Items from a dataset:
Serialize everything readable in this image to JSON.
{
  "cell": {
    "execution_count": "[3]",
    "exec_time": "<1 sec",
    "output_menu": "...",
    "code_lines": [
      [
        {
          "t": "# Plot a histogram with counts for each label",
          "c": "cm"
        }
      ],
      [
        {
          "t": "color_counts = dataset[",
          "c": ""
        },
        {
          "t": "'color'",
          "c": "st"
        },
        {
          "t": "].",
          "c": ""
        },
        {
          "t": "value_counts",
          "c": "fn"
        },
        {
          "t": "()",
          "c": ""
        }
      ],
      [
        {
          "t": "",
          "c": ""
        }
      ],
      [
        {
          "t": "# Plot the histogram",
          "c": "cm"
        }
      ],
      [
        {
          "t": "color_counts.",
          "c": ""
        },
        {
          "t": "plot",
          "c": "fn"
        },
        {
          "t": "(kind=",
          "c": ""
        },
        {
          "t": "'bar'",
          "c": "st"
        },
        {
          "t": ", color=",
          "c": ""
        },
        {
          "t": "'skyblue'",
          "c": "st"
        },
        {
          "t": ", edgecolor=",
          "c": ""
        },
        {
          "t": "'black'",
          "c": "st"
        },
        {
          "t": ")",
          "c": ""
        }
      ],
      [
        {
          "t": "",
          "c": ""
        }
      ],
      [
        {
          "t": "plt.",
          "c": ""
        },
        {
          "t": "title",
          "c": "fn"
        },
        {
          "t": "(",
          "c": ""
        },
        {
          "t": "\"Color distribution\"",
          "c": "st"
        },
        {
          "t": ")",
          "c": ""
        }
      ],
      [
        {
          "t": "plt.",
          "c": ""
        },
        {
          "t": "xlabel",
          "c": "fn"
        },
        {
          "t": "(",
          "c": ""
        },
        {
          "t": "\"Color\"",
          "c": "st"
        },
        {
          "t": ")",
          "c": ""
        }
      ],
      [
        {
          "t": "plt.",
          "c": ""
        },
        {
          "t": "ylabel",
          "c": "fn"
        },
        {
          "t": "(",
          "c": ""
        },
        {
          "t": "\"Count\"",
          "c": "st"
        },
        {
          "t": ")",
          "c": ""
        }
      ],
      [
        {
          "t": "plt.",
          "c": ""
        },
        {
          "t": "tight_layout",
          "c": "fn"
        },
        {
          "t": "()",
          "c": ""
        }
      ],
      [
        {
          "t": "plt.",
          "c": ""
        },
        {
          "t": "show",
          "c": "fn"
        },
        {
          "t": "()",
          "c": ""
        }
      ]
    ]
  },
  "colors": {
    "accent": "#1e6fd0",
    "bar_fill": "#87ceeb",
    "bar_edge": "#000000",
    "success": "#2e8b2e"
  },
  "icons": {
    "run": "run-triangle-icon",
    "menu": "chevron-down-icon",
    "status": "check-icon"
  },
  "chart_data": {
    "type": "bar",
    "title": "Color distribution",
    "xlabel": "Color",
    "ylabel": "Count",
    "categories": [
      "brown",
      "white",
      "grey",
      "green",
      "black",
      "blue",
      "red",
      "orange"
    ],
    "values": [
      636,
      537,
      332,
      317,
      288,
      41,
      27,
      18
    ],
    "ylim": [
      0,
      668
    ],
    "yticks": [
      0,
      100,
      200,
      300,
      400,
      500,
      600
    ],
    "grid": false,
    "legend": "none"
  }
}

* * *

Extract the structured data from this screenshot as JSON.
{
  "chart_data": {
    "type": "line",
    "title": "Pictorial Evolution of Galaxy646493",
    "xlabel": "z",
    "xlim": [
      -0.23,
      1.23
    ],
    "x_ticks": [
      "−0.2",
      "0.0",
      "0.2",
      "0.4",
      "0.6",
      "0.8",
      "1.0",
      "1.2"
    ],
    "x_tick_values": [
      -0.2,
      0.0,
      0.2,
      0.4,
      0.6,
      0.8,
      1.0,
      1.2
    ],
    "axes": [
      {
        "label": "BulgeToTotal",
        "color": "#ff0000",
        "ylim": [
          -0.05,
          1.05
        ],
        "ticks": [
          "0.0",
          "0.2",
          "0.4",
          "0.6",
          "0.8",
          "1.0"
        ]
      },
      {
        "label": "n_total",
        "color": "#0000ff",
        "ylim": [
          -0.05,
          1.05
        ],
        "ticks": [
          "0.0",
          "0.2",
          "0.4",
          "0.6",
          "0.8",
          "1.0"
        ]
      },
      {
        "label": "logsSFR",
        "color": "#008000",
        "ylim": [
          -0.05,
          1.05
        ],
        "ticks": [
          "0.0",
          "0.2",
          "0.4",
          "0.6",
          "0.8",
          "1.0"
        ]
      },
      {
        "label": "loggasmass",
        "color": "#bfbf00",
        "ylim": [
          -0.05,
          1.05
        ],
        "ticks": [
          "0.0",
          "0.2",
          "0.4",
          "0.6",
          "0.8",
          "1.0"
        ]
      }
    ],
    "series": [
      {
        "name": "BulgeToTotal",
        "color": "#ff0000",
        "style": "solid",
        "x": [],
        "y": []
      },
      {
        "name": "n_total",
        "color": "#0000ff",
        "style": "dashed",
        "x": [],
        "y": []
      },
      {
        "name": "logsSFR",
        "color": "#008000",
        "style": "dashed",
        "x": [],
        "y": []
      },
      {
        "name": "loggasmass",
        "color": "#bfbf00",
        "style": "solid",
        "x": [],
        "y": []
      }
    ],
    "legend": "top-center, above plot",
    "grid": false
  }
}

DIRECTIONS FOR THIS TASK:
Find the lines holding "BulgeToTotal" and list every one.

ANSWER TO THE TASK:
        "label": "BulgeToTotal",
        "name": "BulgeToTotal",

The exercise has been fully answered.